> [STATED TASK] What follows is a listing. Return every line of it exactly.

> [RECORD EXTRACTS]
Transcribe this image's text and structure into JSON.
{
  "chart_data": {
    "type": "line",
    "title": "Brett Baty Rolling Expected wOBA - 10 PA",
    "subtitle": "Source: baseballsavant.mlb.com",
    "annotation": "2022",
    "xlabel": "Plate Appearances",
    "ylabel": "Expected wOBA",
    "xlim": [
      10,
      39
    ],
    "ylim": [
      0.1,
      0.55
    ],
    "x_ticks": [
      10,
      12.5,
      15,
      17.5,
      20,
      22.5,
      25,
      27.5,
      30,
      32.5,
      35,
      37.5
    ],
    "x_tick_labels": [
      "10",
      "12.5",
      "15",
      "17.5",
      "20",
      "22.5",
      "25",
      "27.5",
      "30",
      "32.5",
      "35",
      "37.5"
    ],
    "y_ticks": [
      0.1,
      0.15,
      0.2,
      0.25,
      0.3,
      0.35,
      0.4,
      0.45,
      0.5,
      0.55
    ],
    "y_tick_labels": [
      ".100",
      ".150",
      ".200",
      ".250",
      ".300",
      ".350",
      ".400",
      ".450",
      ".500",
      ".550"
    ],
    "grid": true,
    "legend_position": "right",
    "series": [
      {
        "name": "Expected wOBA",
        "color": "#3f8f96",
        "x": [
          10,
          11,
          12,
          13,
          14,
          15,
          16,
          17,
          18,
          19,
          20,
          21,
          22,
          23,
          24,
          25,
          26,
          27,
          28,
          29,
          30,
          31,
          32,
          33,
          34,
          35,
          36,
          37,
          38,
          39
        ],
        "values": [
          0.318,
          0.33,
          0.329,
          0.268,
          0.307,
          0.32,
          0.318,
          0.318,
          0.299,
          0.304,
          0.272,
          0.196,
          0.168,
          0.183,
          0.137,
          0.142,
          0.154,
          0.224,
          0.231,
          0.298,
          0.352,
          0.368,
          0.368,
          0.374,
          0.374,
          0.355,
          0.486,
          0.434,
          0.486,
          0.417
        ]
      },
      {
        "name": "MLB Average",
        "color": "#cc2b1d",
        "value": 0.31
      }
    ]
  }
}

> [ANSWER TO THIS EXERCISE]
Transcribe this image's text and structure into JSON.
{
  "chart_data": {
    "type": "line",
    "title": "Brett Baty Rolling Expected wOBA - 10 PA",
    "subtitle": "Source: baseballsavant.mlb.com",
    "annotation": "2022",
    "xlabel": "Plate Appearances",
    "ylabel": "Expected wOBA",
    "xlim": [
      10,
      39
    ],
    "ylim": [
      0.1,
      0.55
    ],
    "x_ticks": [
      10,
      12.5,
      15,
      17.5,
      20,
      22.5,
      25,
      27.5,
      30,
      32.5,
      35,
      37.5
    ],
    "x_tick_labels": [
      "10",
      "12.5",
      "15",
      "17.5",
      "20",
      "22.5",
      "25",
      "27.5",
      "30",
      "32.5",
      "35",
      "37.5"
    ],
    "y_ticks": [
      0.1,
      0.15,
      0.2,
      0.25,
      0.3,
      0.35,
      0.4,
      0.45,
      0.5,
      0.55
    ],
    "y_tick_labels": [
      ".100",
      ".150",
      ".200",
      ".250",
      ".300",
      ".350",
      ".400",
      ".450",
      ".500",
      ".550"
    ],
    "grid": true,
    "legend_position": "right",
    "series": [
      {
        "name": "Expected wOBA",
        "color": "#3f8f96",
        "x": [
          10,
          11,
          12,
          13,
          14,
          15,
          16,
          17,
          18,
          19,
          20,
          21,
          22,
          23,
          24,
          25,
          26,
          27,
          28,
          29,
          30,
          31,
          32,
          33,
          34,
          35,
          36,
          37,
          38,
          39
        ],
        "values": [
          0.318,
          0.33,
          0.329,
          0.268,
          0.307,
          0.32,
          0.318,
          0.318,
          0.299,
          0.304,
          0.272,
          0.196,
          0.168,
          0.183,
          0.137,
          0.142,
          0.154,
          0.224,
          0.231,
          0.298,
          0.352,
          0.368,
          0.368,
          0.374,
          0.374,
          0.355,
          0.486,
          0.434,
          0.486,
          0.417
        ]
      },
      {
        "name": "MLB Average",
        "color": "#cc2b1d",
        "value": 0.31
      }
    ]
  }
}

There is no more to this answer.